## start Exercise material
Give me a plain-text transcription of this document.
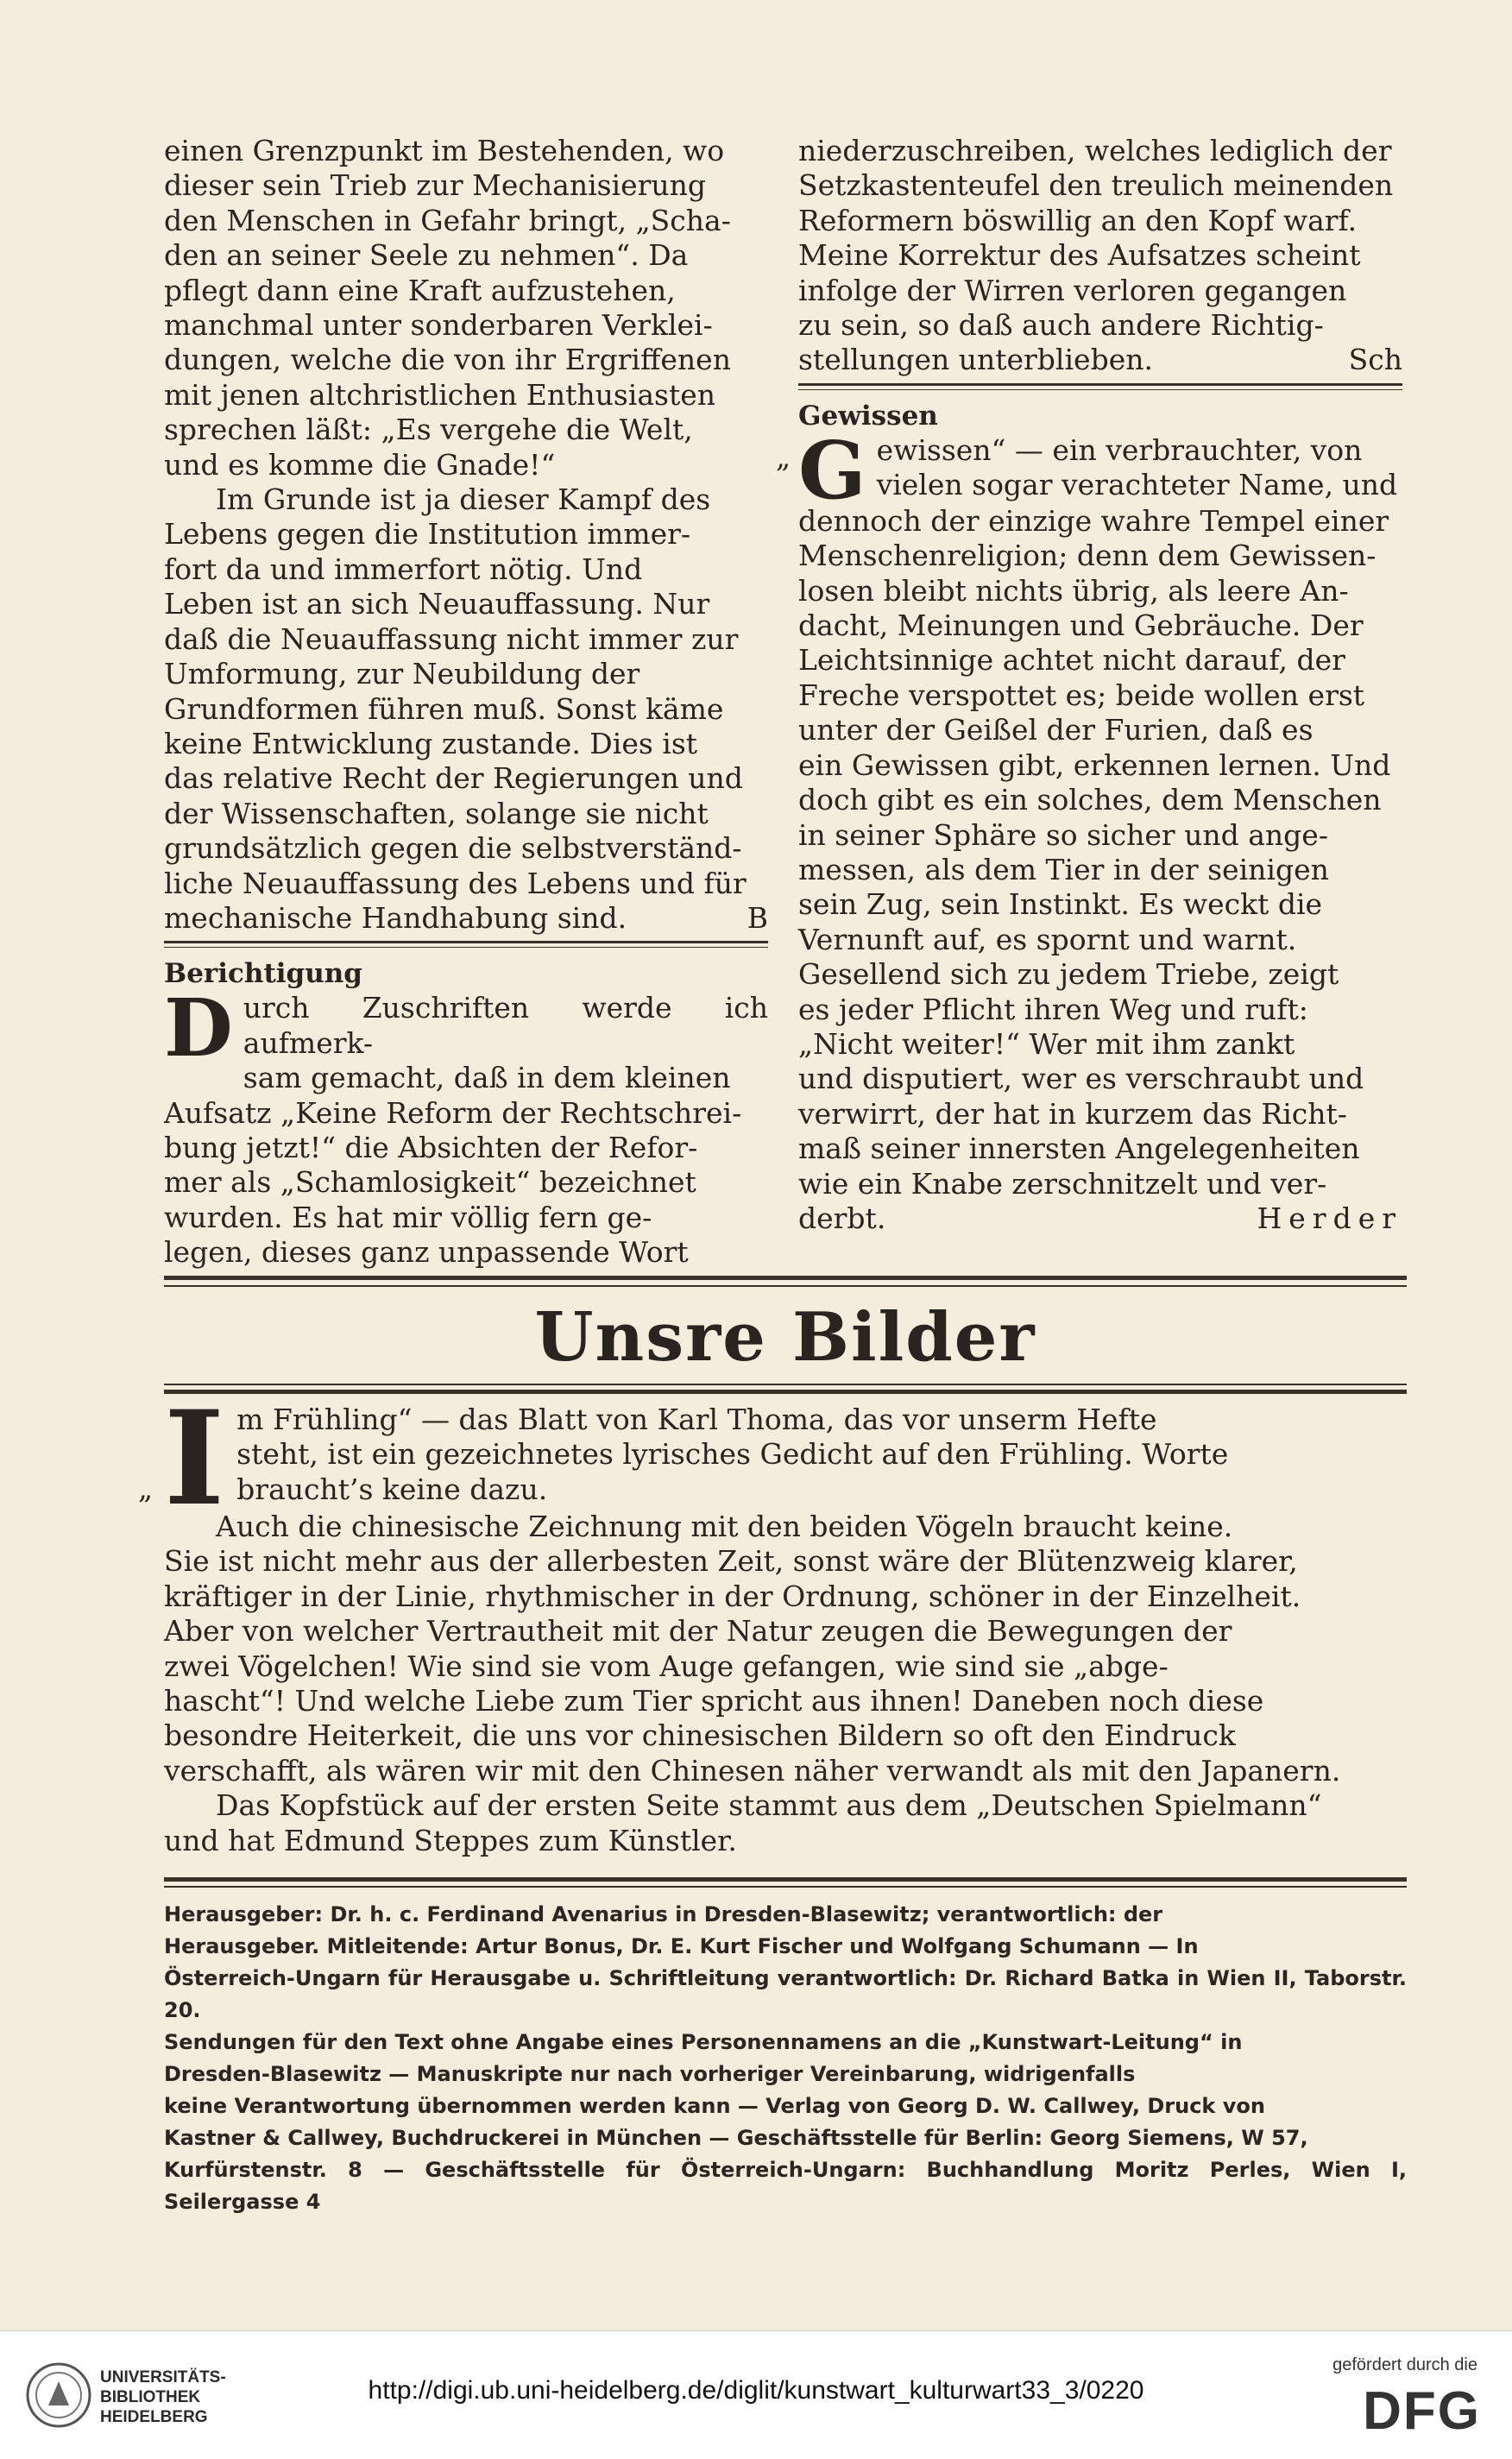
einen Grenzpunkt im Bestehenden, wo

dieser sein Trieb zur Mechanisierung

den Menschen in Gefahr bringt, „Scha-

den an seiner Seele zu nehmen“. Da

pflegt dann eine Kraft aufzustehen,

manchmal unter sonderbaren Verklei-

dungen, welche die von ihr Ergriffenen

mit jenen altchristlichen Enthusiasten

sprechen läßt: „Es vergehe die Welt,

und es komme die Gnade!“

Im Grunde ist ja dieser Kampf des

Lebens gegen die Institution immer-

fort da und immerfort nötig. Und

Leben ist an sich Neuauffassung. Nur

daß die Neuauffassung nicht immer zur

Umformung, zur Neubildung der

Grundformen führen muß. Sonst käme

keine Entwicklung zustande. Dies ist

das relative Recht der Regierungen und

der Wissenschaften, solange sie nicht

grundsätzlich gegen die selbstverständ-

liche Neuauffassung des Lebens und für

mechanische Handhabung sind.	B
Berichtigung
D urch Zuschriften werde ich aufmerk-

sam gemacht, daß in dem kleinen

Aufsatz „Keine Reform der Rechtschrei-

bung jetzt!“ die Absichten der Refor-

mer als „Schamlosigkeit“ bezeichnet

wurden. Es hat mir völlig fern ge-

legen, dieses ganz unpassende Wort

niederzuschreiben, welches lediglich der

Setzkastenteufel den treulich meinenden

Reformern böswillig an den Kopf warf.

Meine Korrektur des Aufsatzes scheint

infolge der Wirren verloren gegangen

zu sein, so daß auch andere Richtig-

stellungen unterblieben.	Sch
Gewissen
„ G ewissen“ — ein verbrauchter, von

vielen sogar verachteter Name, und

dennoch der einzige wahre Tempel einer

Menschenreligion; denn dem Gewissen-

losen bleibt nichts übrig, als leere An-

dacht, Meinungen und Gebräuche. Der

Leichtsinnige achtet nicht darauf, der

Freche verspottet es; beide wollen erst

unter der Geißel der Furien, daß es

ein Gewissen gibt, erkennen lernen. Und

doch gibt es ein solches, dem Menschen

in seiner Sphäre so sicher und ange-

messen, als dem Tier in der seinigen

sein Zug, sein Instinkt. Es weckt die

Vernunft auf, es spornt und warnt.

Gesellend sich zu jedem Triebe, zeigt

es jeder Pflicht ihren Weg und ruft:

„Nicht weiter!“ Wer mit ihm zankt

und disputiert, wer es verschraubt und

verwirrt, der hat in kurzem das Richt-

maß seiner innersten Angelegenheiten

wie ein Knabe zerschnitzelt und ver-

derbt.	Herder
Unsre Bilder
„ I m Frühling“ — das Blatt von Karl Thoma, das vor unserm Hefte

steht, ist ein gezeichnetes lyrisches Gedicht auf den Frühling. Worte

braucht’s keine dazu.

Auch die chinesische Zeichnung mit den beiden Vögeln braucht keine.

Sie ist nicht mehr aus der allerbesten Zeit, sonst wäre der Blütenzweig klarer,

kräftiger in der Linie, rhythmischer in der Ordnung, schöner in der Einzelheit.

Aber von welcher Vertrautheit mit der Natur zeugen die Bewegungen der

zwei Vögelchen! Wie sind sie vom Auge gefangen, wie sind sie „abge-

hascht“! Und welche Liebe zum Tier spricht aus ihnen! Daneben noch diese

besondre Heiterkeit, die uns vor chinesischen Bildern so oft den Eindruck

verschafft, als wären wir mit den Chinesen näher verwandt als mit den Japanern.

Das Kopfstück auf der ersten Seite stammt aus dem „Deutschen Spielmann“

und hat Edmund Steppes zum Künstler.

Herausgeber: Dr. h. c. Ferdinand Avenarius in Dresden-Blasewitz; verantwortlich: der
Herausgeber. Mitleitende: Artur Bonus, Dr. E. Kurt Fischer und Wolfgang Schumann — In
Österreich-Ungarn für Herausgabe u. Schriftleitung verantwortlich: Dr. Richard Batka in Wien II, Taborstr. 20.
Sendungen für den Text ohne Angabe eines Personennamens an die „Kunstwart-Leitung“ in
Dresden-Blasewitz — Manuskripte nur nach vorheriger Vereinbarung, widrigenfalls
keine Verantwortung übernommen werden kann — Verlag von Georg D. W. Callwey, Druck von
Kastner & Callwey, Buchdruckerei in München — Geschäftsstelle für Berlin: Georg Siemens, W 57,
Kurfürstenstr. 8 — Geschäftsstelle für Österreich-Ungarn: Buchhandlung Moritz Perles, Wien I, Seilergasse 4
UNIVERSITÄTS-
BIBLIOTHEK
HEIDELBERG
http://digi.ub.uni-heidelberg.de/diglit/kunstwart_kulturwart33_3/0220
gefördert durch die
DFG
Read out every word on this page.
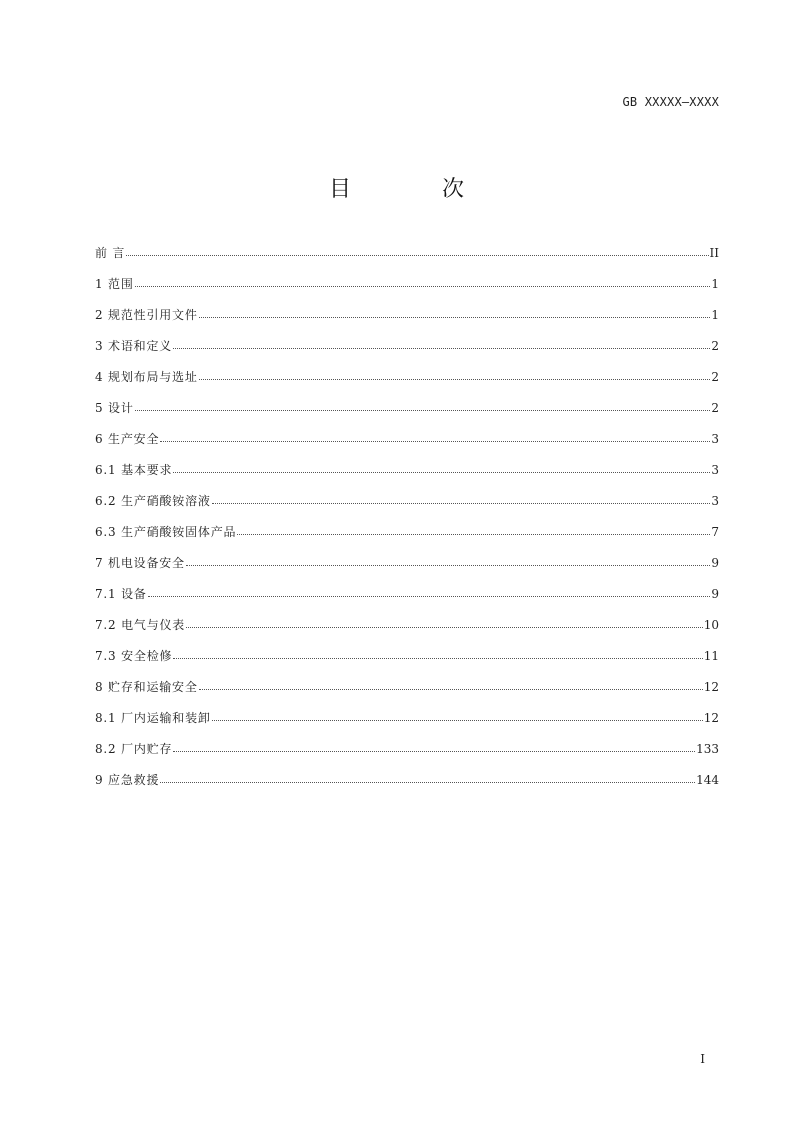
GB XXXXX—XXXX
目 次
前 言	II
1 范围	1
2 规范性引用文件	1
3 术语和定义	2
4 规划布局与选址	2
5 设计	2
6 生产安全	3
6.1 基本要求	3
6.2 生产硝酸铵溶液	3
6.3 生产硝酸铵固体产品	7
7 机电设备安全	9
7.1 设备	9
7.2 电气与仪表	10
7.3 安全检修	11
8 贮存和运输安全	12
8.1 厂内运输和装卸	12
8.2 厂内贮存	133
9 应急救援	144
I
## end Exercise material
-- Problem to solve --
Leave the pictures out and reproduce all of the records exactly.

-- Response to this task --
Give me a plain-text transcription of this document.
einen Grenzpunkt im Bestehenden, wo

dieser sein Trieb zur Mechanisierung

den Menschen in Gefahr bringt, „Scha-

den an seiner Seele zu nehmen“. Da

pflegt dann eine Kraft aufzustehen,

manchmal unter sonderbaren Verklei-

dungen, welche die von ihr Ergriffenen

mit jenen altchristlichen Enthusiasten

sprechen läßt: „Es vergehe die Welt,

und es komme die Gnade!“

Im Grunde ist ja dieser Kampf des

Lebens gegen die Institution immer-

fort da und immerfort nötig. Und

Leben ist an sich Neuauffassung. Nur

daß die Neuauffassung nicht immer zur

Umformung, zur Neubildung der

Grundformen führen muß. Sonst käme

keine Entwicklung zustande. Dies ist

das relative Recht der Regierungen und

der Wissenschaften, solange sie nicht

grundsätzlich gegen die selbstverständ-

liche Neuauffassung des Lebens und für

mechanische Handhabung sind.	B
Berichtigung
D urch Zuschriften werde ich aufmerk-

sam gemacht, daß in dem kleinen

Aufsatz „Keine Reform der Rechtschrei-

bung jetzt!“ die Absichten der Refor-

mer als „Schamlosigkeit“ bezeichnet

wurden. Es hat mir völlig fern ge-

legen, dieses ganz unpassende Wort

niederzuschreiben, welches lediglich der

Setzkastenteufel den treulich meinenden

Reformern böswillig an den Kopf warf.

Meine Korrektur des Aufsatzes scheint

infolge der Wirren verloren gegangen

zu sein, so daß auch andere Richtig-

stellungen unterblieben.	Sch
Gewissen
„ G ewissen“ — ein verbrauchter, von

vielen sogar verachteter Name, und

dennoch der einzige wahre Tempel einer

Menschenreligion; denn dem Gewissen-

losen bleibt nichts übrig, als leere An-

dacht, Meinungen und Gebräuche. Der

Leichtsinnige achtet nicht darauf, der

Freche verspottet es; beide wollen erst

unter der Geißel der Furien, daß es

ein Gewissen gibt, erkennen lernen. Und

doch gibt es ein solches, dem Menschen

in seiner Sphäre so sicher und ange-

messen, als dem Tier in der seinigen

sein Zug, sein Instinkt. Es weckt die

Vernunft auf, es spornt und warnt.

Gesellend sich zu jedem Triebe, zeigt

es jeder Pflicht ihren Weg und ruft:

„Nicht weiter!“ Wer mit ihm zankt

und disputiert, wer es verschraubt und

verwirrt, der hat in kurzem das Richt-

maß seiner innersten Angelegenheiten

wie ein Knabe zerschnitzelt und ver-

derbt.	Herder
Unsre Bilder
„ I m Frühling“ — das Blatt von Karl Thoma, das vor unserm Hefte

steht, ist ein gezeichnetes lyrisches Gedicht auf den Frühling. Worte

braucht’s keine dazu.

Auch die chinesische Zeichnung mit den beiden Vögeln braucht keine.

Sie ist nicht mehr aus der allerbesten Zeit, sonst wäre der Blütenzweig klarer,

kräftiger in der Linie, rhythmischer in der Ordnung, schöner in der Einzelheit.

Aber von welcher Vertrautheit mit der Natur zeugen die Bewegungen der

zwei Vögelchen! Wie sind sie vom Auge gefangen, wie sind sie „abge-

hascht“! Und welche Liebe zum Tier spricht aus ihnen! Daneben noch diese

besondre Heiterkeit, die uns vor chinesischen Bildern so oft den Eindruck

verschafft, als wären wir mit den Chinesen näher verwandt als mit den Japanern.

Das Kopfstück auf der ersten Seite stammt aus dem „Deutschen Spielmann“

und hat Edmund Steppes zum Künstler.

Herausgeber: Dr. h. c. Ferdinand Avenarius in Dresden-Blasewitz; verantwortlich: der
Herausgeber. Mitleitende: Artur Bonus, Dr. E. Kurt Fischer und Wolfgang Schumann — In
Österreich-Ungarn für Herausgabe u. Schriftleitung verantwortlich: Dr. Richard Batka in Wien II, Taborstr. 20.
Sendungen für den Text ohne Angabe eines Personennamens an die „Kunstwart-Leitung“ in
Dresden-Blasewitz — Manuskripte nur nach vorheriger Vereinbarung, widrigenfalls
keine Verantwortung übernommen werden kann — Verlag von Georg D. W. Callwey, Druck von
Kastner & Callwey, Buchdruckerei in München — Geschäftsstelle für Berlin: Georg Siemens, W 57,
Kurfürstenstr. 8 — Geschäftsstelle für Österreich-Ungarn: Buchhandlung Moritz Perles, Wien I, Seilergasse 4
UNIVERSITÄTS-
BIBLIOTHEK
HEIDELBERG
http://digi.ub.uni-heidelberg.de/diglit/kunstwart_kulturwart33_3/0220
gefördert durch die
DFG
Read out every word on this page.
GB XXXXX—XXXX
目 次
前 言	II
1 范围	1
2 规范性引用文件	1
3 术语和定义	2
4 规划布局与选址	2
5 设计	2
6 生产安全	3
6.1 基本要求	3
6.2 生产硝酸铵溶液	3
6.3 生产硝酸铵固体产品	7
7 机电设备安全	9
7.1 设备	9
7.2 电气与仪表	10
7.3 安全检修	11
8 贮存和运输安全	12
8.1 厂内运输和装卸	12
8.2 厂内贮存	133
9 应急救援	144
I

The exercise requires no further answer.